## YOUR TASK
Every line holding the string "capacidade" should be gathered.

## RECORDS SHOWN

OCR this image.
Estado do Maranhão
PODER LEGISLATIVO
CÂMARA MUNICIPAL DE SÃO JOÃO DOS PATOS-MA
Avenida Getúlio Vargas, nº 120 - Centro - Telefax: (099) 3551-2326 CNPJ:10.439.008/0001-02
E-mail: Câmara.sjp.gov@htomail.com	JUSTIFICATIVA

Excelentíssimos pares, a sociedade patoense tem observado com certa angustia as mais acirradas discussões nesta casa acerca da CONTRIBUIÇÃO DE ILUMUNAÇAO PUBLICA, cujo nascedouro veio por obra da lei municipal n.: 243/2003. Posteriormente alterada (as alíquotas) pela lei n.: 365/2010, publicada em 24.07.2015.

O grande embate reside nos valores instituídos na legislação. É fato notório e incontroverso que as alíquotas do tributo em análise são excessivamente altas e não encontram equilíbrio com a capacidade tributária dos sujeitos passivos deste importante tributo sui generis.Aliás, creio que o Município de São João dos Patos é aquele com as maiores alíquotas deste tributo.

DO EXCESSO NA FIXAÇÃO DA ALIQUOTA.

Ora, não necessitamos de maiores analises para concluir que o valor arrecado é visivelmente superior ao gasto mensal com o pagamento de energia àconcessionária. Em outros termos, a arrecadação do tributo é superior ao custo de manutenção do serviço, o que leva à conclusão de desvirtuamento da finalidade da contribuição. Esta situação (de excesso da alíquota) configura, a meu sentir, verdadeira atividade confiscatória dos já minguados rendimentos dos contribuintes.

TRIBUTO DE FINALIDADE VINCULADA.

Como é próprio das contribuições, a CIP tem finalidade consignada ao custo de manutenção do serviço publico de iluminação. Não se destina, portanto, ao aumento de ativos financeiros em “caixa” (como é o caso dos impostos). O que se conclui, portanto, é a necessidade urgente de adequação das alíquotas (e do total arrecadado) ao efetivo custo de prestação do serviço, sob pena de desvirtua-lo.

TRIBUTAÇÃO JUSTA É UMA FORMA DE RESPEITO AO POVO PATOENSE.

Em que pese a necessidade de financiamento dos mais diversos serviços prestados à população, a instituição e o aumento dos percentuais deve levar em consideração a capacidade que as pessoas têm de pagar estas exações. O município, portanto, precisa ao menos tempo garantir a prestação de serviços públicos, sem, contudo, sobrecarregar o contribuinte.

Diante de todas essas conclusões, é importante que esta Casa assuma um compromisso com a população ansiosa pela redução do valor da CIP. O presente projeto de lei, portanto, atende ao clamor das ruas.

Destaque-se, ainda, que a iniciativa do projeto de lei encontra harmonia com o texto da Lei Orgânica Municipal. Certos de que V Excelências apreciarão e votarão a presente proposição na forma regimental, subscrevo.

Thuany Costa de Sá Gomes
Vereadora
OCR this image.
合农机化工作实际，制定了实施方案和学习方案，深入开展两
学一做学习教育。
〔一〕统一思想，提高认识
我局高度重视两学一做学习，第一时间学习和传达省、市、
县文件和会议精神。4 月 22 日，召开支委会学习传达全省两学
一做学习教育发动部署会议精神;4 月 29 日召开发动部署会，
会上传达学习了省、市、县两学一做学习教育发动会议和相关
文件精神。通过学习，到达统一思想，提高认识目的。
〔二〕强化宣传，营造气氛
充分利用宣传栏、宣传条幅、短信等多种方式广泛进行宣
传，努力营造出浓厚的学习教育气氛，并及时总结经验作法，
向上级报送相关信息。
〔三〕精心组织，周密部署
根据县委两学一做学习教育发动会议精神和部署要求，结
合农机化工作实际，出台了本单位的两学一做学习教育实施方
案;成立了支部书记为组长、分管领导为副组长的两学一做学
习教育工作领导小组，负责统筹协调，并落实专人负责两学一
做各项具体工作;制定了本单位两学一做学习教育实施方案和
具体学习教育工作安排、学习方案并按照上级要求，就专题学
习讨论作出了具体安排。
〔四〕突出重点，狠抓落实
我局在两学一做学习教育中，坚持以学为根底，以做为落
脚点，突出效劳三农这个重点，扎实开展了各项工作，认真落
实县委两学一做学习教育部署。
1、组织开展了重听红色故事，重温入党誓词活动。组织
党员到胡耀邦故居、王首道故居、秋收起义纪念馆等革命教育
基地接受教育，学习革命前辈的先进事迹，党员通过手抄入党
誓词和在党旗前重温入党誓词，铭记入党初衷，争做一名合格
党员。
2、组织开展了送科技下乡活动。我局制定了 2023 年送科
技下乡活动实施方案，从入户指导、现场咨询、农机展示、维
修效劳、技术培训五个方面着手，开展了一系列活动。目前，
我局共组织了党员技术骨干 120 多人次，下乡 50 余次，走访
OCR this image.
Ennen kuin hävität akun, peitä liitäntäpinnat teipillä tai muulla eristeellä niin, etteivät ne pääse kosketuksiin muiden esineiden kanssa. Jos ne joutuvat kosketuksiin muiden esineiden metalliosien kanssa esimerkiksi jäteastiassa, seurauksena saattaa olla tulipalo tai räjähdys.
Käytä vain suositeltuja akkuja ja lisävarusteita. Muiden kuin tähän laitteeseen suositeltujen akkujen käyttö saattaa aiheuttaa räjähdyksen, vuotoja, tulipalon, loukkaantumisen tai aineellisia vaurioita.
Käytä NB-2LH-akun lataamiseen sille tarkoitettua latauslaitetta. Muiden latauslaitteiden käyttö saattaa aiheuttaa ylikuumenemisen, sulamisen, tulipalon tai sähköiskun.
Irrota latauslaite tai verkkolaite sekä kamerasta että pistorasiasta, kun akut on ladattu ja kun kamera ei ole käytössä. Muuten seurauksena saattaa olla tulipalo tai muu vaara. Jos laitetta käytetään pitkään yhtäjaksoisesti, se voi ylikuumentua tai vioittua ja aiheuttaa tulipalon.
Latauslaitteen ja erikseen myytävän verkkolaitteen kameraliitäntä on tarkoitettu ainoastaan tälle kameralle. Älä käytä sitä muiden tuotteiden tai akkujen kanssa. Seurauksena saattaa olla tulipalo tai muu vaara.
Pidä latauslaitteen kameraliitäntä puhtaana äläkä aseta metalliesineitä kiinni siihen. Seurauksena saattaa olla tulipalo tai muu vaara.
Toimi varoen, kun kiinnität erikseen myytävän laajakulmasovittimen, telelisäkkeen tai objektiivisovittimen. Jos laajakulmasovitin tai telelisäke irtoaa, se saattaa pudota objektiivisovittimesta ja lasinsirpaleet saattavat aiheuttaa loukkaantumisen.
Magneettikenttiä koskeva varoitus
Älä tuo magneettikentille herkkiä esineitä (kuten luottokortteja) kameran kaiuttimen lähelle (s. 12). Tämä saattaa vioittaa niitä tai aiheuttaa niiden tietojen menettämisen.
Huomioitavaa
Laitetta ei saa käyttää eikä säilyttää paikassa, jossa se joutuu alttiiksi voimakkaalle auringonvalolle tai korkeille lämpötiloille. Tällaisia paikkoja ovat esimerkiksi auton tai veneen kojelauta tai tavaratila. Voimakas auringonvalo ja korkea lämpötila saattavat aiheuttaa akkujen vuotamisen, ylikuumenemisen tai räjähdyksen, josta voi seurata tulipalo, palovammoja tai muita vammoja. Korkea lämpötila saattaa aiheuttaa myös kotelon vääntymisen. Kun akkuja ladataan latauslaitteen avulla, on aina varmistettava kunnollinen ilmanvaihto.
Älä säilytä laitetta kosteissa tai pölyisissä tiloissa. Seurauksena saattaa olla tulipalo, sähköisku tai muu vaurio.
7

## SOLVED PROBLEM
O grande embate reside nos valores instituídos na legislação. É fato notório e incontroverso que as alíquotas do tributo em análise são excessivamente altas e não encontram equilíbrio com a capacidade tributária dos sujeitos passivos deste importante tributo sui generis.Aliás, creio que o Município de São João dos Patos é aquele com as maiores alíquotas deste tributo.
Em que pese a necessidade de financiamento dos mais diversos serviços prestados à população, a instituição e o aumento dos percentuais deve levar em consideração a capacidade que as pessoas têm de pagar estas exações. O município, portanto, precisa ao menos tempo garantir a prestação de serviços públicos, sem, contudo, sobrecarregar o contribuinte.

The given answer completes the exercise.